Collection entries
____

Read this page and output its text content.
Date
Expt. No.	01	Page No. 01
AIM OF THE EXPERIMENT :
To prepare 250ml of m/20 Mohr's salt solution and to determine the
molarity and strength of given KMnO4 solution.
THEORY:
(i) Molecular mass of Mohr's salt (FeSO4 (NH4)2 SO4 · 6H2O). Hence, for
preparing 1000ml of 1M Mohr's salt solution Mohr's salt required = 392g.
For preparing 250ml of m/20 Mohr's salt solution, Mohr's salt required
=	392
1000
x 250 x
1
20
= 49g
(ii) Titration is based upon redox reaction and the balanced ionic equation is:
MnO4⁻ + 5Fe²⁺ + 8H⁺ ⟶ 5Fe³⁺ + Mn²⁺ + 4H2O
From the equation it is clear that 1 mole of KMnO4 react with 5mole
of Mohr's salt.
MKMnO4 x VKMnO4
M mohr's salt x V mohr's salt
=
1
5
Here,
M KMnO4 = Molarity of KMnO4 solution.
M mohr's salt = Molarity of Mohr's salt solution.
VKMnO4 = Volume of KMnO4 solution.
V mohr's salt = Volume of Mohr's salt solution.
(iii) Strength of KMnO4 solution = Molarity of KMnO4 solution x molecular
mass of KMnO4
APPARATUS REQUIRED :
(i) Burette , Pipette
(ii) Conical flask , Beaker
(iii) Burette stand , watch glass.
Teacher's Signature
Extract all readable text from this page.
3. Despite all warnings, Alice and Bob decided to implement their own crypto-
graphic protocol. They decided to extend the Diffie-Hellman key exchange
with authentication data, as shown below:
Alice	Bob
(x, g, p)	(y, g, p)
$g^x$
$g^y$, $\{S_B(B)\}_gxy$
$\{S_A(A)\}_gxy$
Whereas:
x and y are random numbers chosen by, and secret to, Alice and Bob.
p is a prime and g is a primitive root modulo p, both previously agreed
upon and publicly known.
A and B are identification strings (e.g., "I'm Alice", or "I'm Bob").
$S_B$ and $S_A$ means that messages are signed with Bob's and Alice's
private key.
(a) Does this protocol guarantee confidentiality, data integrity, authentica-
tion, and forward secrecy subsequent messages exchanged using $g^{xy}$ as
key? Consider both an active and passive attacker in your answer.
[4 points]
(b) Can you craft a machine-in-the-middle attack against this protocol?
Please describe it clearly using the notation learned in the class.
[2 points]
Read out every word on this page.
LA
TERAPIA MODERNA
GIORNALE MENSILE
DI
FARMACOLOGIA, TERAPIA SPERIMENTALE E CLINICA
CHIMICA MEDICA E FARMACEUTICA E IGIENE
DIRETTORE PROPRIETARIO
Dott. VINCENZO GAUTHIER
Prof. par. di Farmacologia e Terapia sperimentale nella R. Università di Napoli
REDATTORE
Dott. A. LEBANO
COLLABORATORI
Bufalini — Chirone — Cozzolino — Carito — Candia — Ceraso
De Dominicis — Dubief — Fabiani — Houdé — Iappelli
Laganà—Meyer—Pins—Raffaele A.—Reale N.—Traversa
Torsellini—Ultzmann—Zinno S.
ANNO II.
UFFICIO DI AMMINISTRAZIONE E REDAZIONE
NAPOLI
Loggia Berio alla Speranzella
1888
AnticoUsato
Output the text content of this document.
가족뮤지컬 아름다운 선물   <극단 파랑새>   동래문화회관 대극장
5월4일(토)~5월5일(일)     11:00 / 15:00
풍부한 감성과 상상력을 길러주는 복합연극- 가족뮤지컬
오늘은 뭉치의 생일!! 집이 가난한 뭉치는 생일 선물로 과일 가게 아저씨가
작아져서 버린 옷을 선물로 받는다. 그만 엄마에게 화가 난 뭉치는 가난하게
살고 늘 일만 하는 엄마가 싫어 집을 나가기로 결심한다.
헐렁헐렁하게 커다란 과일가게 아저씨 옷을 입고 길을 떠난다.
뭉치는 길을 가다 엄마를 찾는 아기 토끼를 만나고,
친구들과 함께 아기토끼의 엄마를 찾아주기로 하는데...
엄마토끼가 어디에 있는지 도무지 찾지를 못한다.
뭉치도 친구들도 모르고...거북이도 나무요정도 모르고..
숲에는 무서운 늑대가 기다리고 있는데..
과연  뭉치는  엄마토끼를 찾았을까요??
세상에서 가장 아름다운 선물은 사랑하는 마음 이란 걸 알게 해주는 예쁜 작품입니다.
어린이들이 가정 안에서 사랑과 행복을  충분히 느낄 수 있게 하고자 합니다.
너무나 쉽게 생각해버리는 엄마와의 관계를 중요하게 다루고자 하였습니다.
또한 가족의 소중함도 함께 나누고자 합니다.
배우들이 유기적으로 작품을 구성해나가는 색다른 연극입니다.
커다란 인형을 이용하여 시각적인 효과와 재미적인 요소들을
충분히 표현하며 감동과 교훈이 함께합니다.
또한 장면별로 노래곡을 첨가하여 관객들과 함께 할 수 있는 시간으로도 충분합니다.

____

**Objective**
Copy each line of the data above without altering a single character.

**Worked answer**
Read this page and output its text content.
Date
Expt. No.	01	Page No. 01
AIM OF THE EXPERIMENT :
To prepare 250ml of m/20 Mohr's salt solution and to determine the
molarity and strength of given KMnO4 solution.
THEORY:
(i) Molecular mass of Mohr's salt (FeSO4 (NH4)2 SO4 · 6H2O). Hence, for
preparing 1000ml of 1M Mohr's salt solution Mohr's salt required = 392g.
For preparing 250ml of m/20 Mohr's salt solution, Mohr's salt required
=	392
1000
x 250 x
1
20
= 49g
(ii) Titration is based upon redox reaction and the balanced ionic equation is:
MnO4⁻ + 5Fe²⁺ + 8H⁺ ⟶ 5Fe³⁺ + Mn²⁺ + 4H2O
From the equation it is clear that 1 mole of KMnO4 react with 5mole
of Mohr's salt.
MKMnO4 x VKMnO4
M mohr's salt x V mohr's salt
=
1
5
Here,
M KMnO4 = Molarity of KMnO4 solution.
M mohr's salt = Molarity of Mohr's salt solution.
VKMnO4 = Volume of KMnO4 solution.
V mohr's salt = Volume of Mohr's salt solution.
(iii) Strength of KMnO4 solution = Molarity of KMnO4 solution x molecular
mass of KMnO4
APPARATUS REQUIRED :
(i) Burette , Pipette
(ii) Conical flask , Beaker
(iii) Burette stand , watch glass.
Teacher's Signature
Extract all readable text from this page.
3. Despite all warnings, Alice and Bob decided to implement their own crypto-
graphic protocol. They decided to extend the Diffie-Hellman key exchange
with authentication data, as shown below:
Alice	Bob
(x, g, p)	(y, g, p)
$g^x$
$g^y$, $\{S_B(B)\}_gxy$
$\{S_A(A)\}_gxy$
Whereas:
x and y are random numbers chosen by, and secret to, Alice and Bob.
p is a prime and g is a primitive root modulo p, both previously agreed
upon and publicly known.
A and B are identification strings (e.g., "I'm Alice", or "I'm Bob").
$S_B$ and $S_A$ means that messages are signed with Bob's and Alice's
private key.
(a) Does this protocol guarantee confidentiality, data integrity, authentica-
tion, and forward secrecy subsequent messages exchanged using $g^{xy}$ as
key? Consider both an active and passive attacker in your answer.
[4 points]
(b) Can you craft a machine-in-the-middle attack against this protocol?
Please describe it clearly using the notation learned in the class.
[2 points]
Read out every word on this page.
LA
TERAPIA MODERNA
GIORNALE MENSILE
DI
FARMACOLOGIA, TERAPIA SPERIMENTALE E CLINICA
CHIMICA MEDICA E FARMACEUTICA E IGIENE
DIRETTORE PROPRIETARIO
Dott. VINCENZO GAUTHIER
Prof. par. di Farmacologia e Terapia sperimentale nella R. Università di Napoli
REDATTORE
Dott. A. LEBANO
COLLABORATORI
Bufalini — Chirone — Cozzolino — Carito — Candia — Ceraso
De Dominicis — Dubief — Fabiani — Houdé — Iappelli
Laganà—Meyer—Pins—Raffaele A.—Reale N.—Traversa
Torsellini—Ultzmann—Zinno S.
ANNO II.
UFFICIO DI AMMINISTRAZIONE E REDAZIONE
NAPOLI
Loggia Berio alla Speranzella
1888
AnticoUsato
Output the text content of this document.
가족뮤지컬 아름다운 선물   <극단 파랑새>   동래문화회관 대극장
5월4일(토)~5월5일(일)     11:00 / 15:00
풍부한 감성과 상상력을 길러주는 복합연극- 가족뮤지컬
오늘은 뭉치의 생일!! 집이 가난한 뭉치는 생일 선물로 과일 가게 아저씨가
작아져서 버린 옷을 선물로 받는다. 그만 엄마에게 화가 난 뭉치는 가난하게
살고 늘 일만 하는 엄마가 싫어 집을 나가기로 결심한다.
헐렁헐렁하게 커다란 과일가게 아저씨 옷을 입고 길을 떠난다.
뭉치는 길을 가다 엄마를 찾는 아기 토끼를 만나고,
친구들과 함께 아기토끼의 엄마를 찾아주기로 하는데...
엄마토끼가 어디에 있는지 도무지 찾지를 못한다.
뭉치도 친구들도 모르고...거북이도 나무요정도 모르고..
숲에는 무서운 늑대가 기다리고 있는데..
과연  뭉치는  엄마토끼를 찾았을까요??
세상에서 가장 아름다운 선물은 사랑하는 마음 이란 걸 알게 해주는 예쁜 작품입니다.
어린이들이 가정 안에서 사랑과 행복을  충분히 느낄 수 있게 하고자 합니다.
너무나 쉽게 생각해버리는 엄마와의 관계를 중요하게 다루고자 하였습니다.
또한 가족의 소중함도 함께 나누고자 합니다.
배우들이 유기적으로 작품을 구성해나가는 색다른 연극입니다.
커다란 인형을 이용하여 시각적인 효과와 재미적인 요소들을
충분히 표현하며 감동과 교훈이 함께합니다.
또한 장면별로 노래곡을 첨가하여 관객들과 함께 할 수 있는 시간으로도 충분합니다.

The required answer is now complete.